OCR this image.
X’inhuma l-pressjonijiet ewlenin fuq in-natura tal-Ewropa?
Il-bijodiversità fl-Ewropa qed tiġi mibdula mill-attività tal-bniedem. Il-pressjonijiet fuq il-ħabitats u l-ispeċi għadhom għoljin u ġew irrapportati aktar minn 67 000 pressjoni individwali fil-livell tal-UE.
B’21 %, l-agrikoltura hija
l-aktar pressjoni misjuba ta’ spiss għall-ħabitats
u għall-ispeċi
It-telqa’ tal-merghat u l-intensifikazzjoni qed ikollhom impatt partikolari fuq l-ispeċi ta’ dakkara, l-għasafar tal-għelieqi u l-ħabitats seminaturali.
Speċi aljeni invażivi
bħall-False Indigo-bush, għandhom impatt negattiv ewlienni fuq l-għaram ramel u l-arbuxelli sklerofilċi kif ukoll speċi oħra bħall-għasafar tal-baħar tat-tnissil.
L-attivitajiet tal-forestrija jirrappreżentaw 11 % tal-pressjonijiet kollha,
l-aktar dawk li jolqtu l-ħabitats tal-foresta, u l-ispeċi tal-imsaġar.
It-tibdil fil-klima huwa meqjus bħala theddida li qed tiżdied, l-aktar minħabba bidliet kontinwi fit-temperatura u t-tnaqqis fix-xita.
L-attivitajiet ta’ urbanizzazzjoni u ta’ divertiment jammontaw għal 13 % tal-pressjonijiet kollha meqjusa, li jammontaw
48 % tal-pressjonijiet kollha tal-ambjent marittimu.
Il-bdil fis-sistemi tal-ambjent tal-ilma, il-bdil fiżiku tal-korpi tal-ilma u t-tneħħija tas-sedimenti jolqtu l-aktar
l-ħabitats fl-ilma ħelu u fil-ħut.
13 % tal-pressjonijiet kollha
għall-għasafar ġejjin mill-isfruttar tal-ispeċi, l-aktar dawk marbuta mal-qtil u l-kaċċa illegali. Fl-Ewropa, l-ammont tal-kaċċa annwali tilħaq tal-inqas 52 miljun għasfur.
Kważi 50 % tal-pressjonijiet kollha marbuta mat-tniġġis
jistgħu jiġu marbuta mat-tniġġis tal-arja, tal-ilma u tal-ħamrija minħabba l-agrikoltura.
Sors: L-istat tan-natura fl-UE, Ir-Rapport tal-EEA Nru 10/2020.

───

> _EXERCISE_
Read the entries above, then pull out the lines that include "mill".

> _WRITTEN RESPONSE_
Il-bijodiversità fl-Ewropa qed tiġi mibdula mill-attività tal-bniedem. Il-pressjonijiet fuq il-ħabitats u l-ispeċi għadhom għoljin u ġew irrapportati aktar minn 67 000 pressjoni individwali fil-livell tal-UE.
għall-għasafar ġejjin mill-isfruttar tal-ispeċi, l-aktar dawk marbuta mal-qtil u l-kaċċa illegali. Fl-Ewropa, l-ammont tal-kaċċa annwali tilħaq tal-inqas 52 miljun għasfur.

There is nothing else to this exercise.